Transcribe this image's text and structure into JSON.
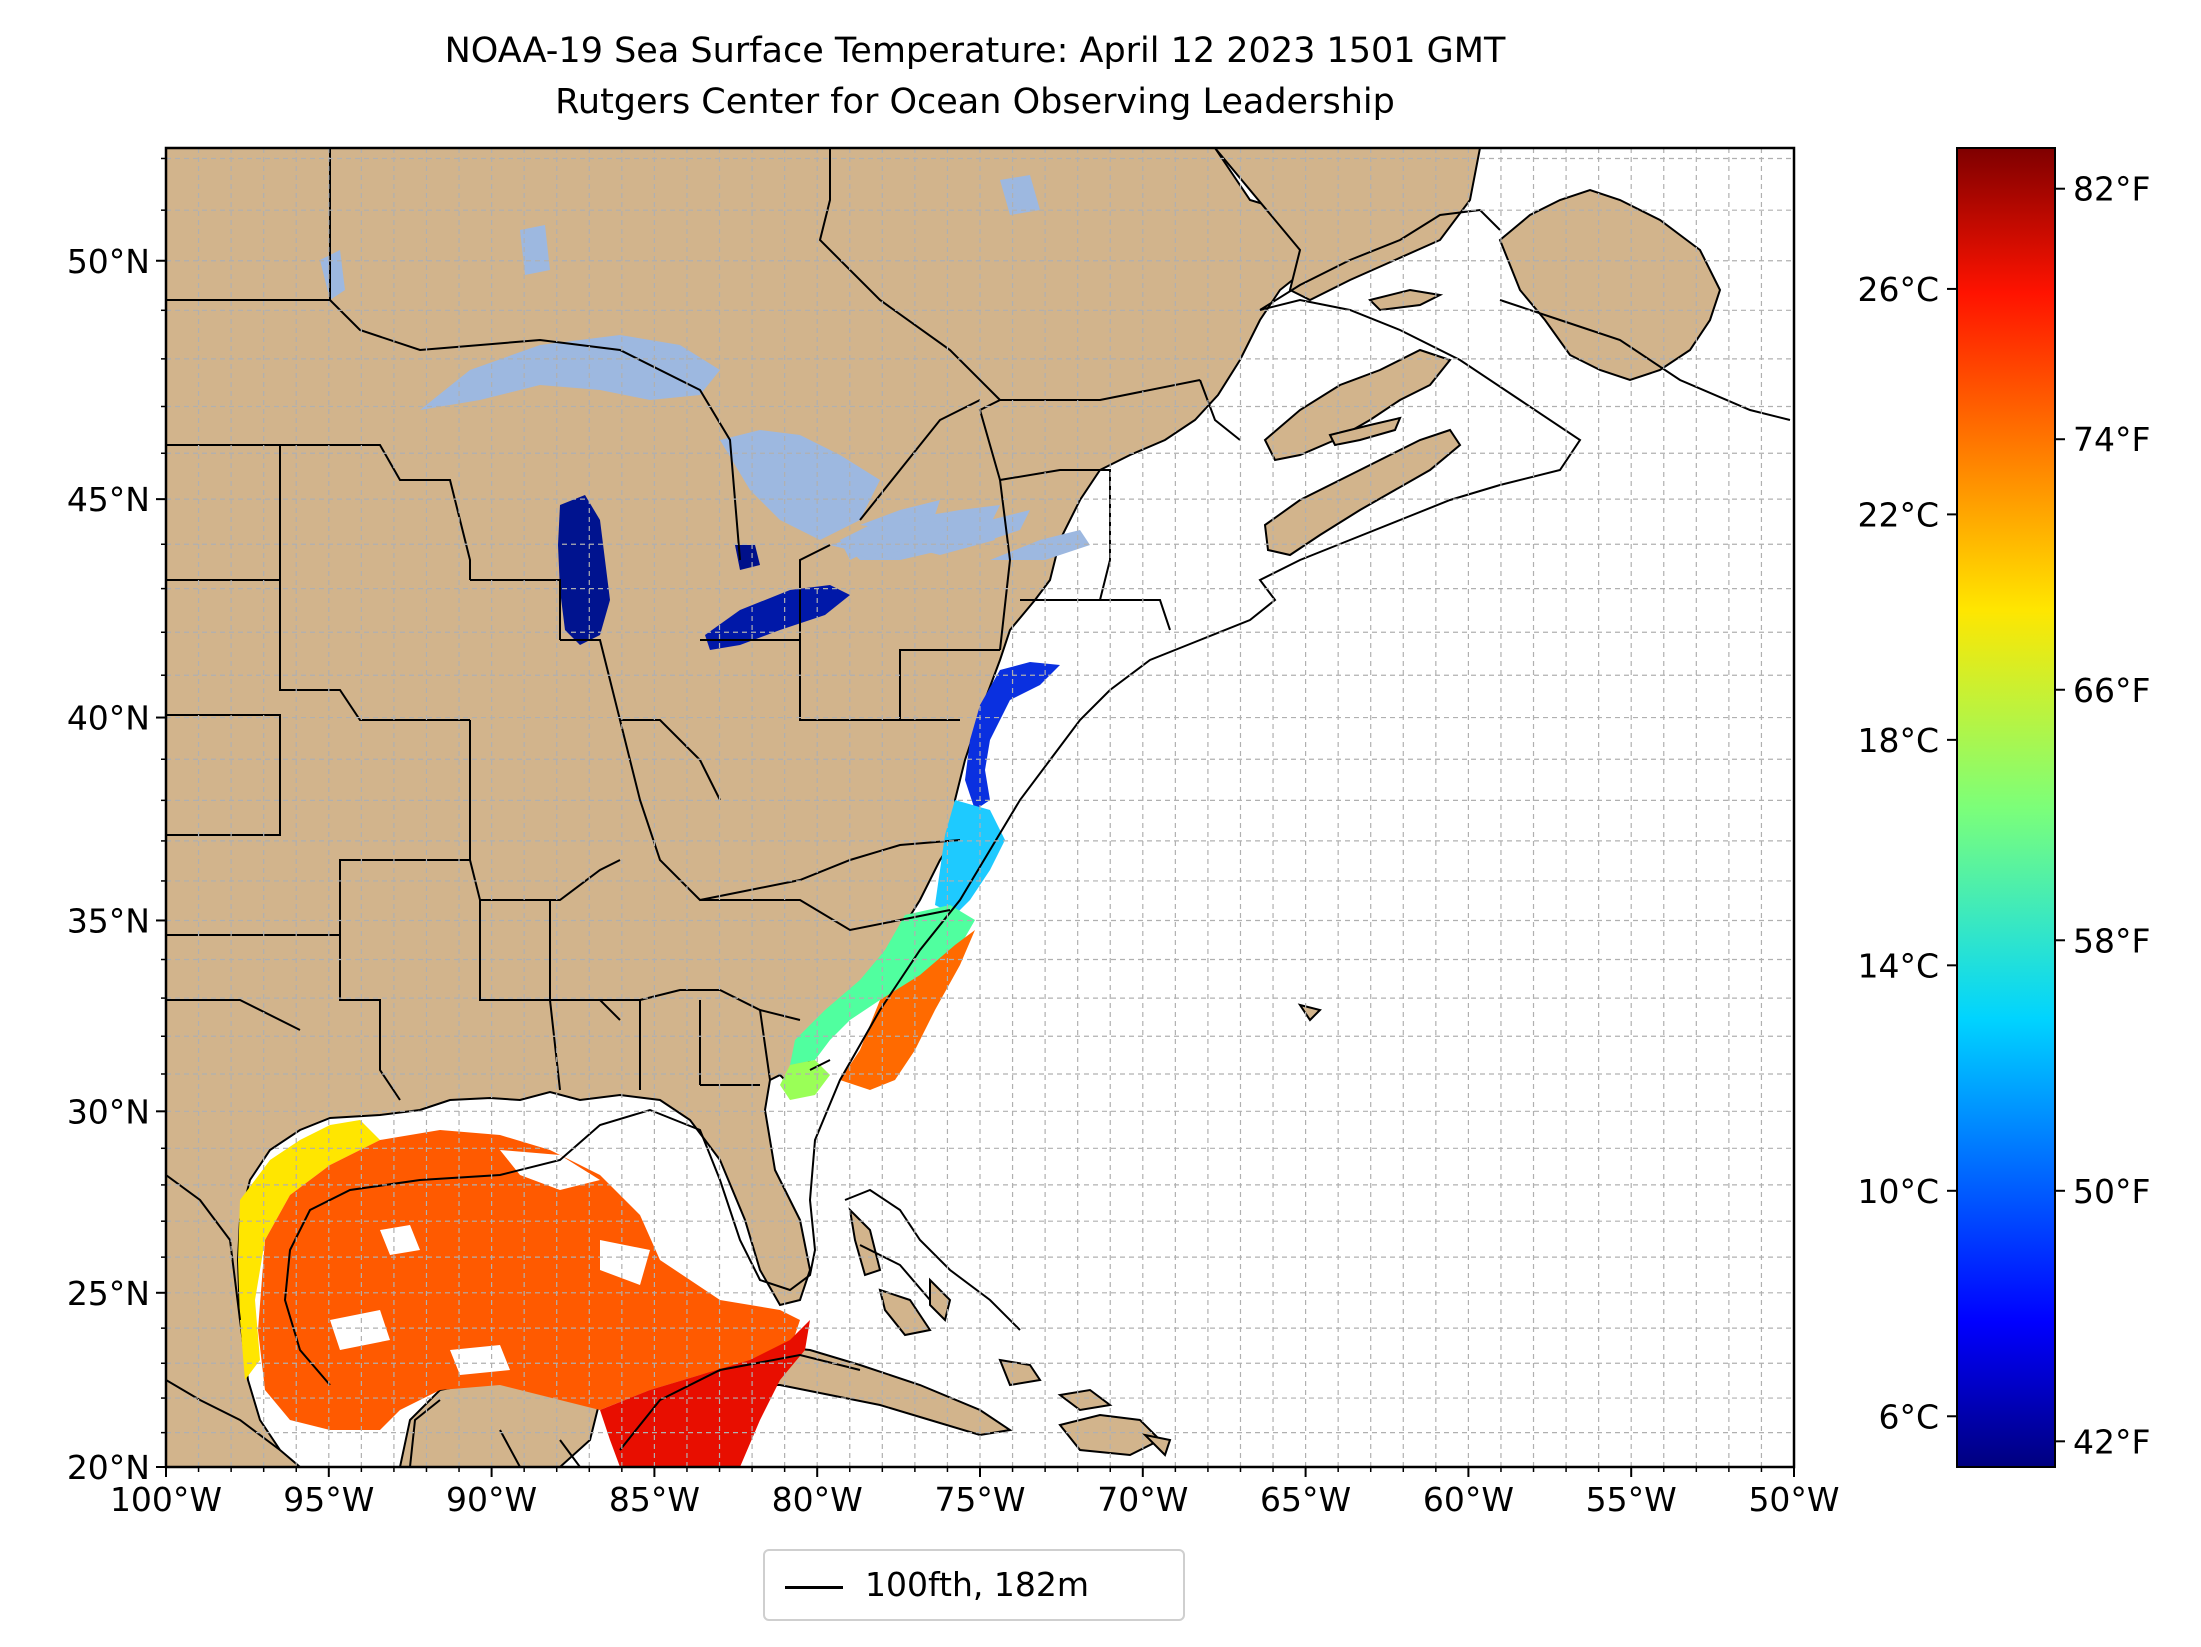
{
  "title": "NOAA-19 Sea Surface Temperature: April 12 2023 1501 GMT",
  "subtitle": "Rutgers Center for Ocean Observing Leadership",
  "map": {
    "lon_range": [
      -100,
      -50
    ],
    "lat_range": [
      20,
      52.2
    ],
    "x_ticks": [
      "100°W",
      "95°W",
      "90°W",
      "85°W",
      "80°W",
      "75°W",
      "70°W",
      "65°W",
      "60°W",
      "55°W",
      "50°W"
    ],
    "y_ticks": [
      "20°N",
      "25°N",
      "30°N",
      "35°N",
      "40°N",
      "45°N",
      "50°N"
    ],
    "grid": "dashed gray, 1° spacing",
    "land_color": "#d2b48c",
    "lake_color": "#9db8e0",
    "ocean_color": "#ffffff"
  },
  "colorbar": {
    "colormap": "jet",
    "celsius_ticks": [
      "26°C",
      "22°C",
      "18°C",
      "14°C",
      "10°C",
      "6°C"
    ],
    "fahrenheit_ticks": [
      "82°F",
      "74°F",
      "66°F",
      "58°F",
      "50°F",
      "42°F"
    ]
  },
  "legend": {
    "label": "100fth, 182m",
    "line_color": "#000000"
  }
}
════════════════════
__EXERCISE OBJECTIVE__
Copy out the whole listing exactly, and don't carry over any pictures.

__RESULT OF THE TASK__
Transcribe this image's text and structure into JSON.
{
  "title": "NOAA-19 Sea Surface Temperature: April 12 2023 1501 GMT",
  "subtitle": "Rutgers Center for Ocean Observing Leadership",
  "map": {
    "lon_range": [
      -100,
      -50
    ],
    "lat_range": [
      20,
      52.2
    ],
    "x_ticks": [
      "100°W",
      "95°W",
      "90°W",
      "85°W",
      "80°W",
      "75°W",
      "70°W",
      "65°W",
      "60°W",
      "55°W",
      "50°W"
    ],
    "y_ticks": [
      "20°N",
      "25°N",
      "30°N",
      "35°N",
      "40°N",
      "45°N",
      "50°N"
    ],
    "grid": "dashed gray, 1° spacing",
    "land_color": "#d2b48c",
    "lake_color": "#9db8e0",
    "ocean_color": "#ffffff"
  },
  "colorbar": {
    "colormap": "jet",
    "celsius_ticks": [
      "26°C",
      "22°C",
      "18°C",
      "14°C",
      "10°C",
      "6°C"
    ],
    "fahrenheit_ticks": [
      "82°F",
      "74°F",
      "66°F",
      "58°F",
      "50°F",
      "42°F"
    ]
  },
  "legend": {
    "label": "100fth, 182m",
    "line_color": "#000000"
  }
}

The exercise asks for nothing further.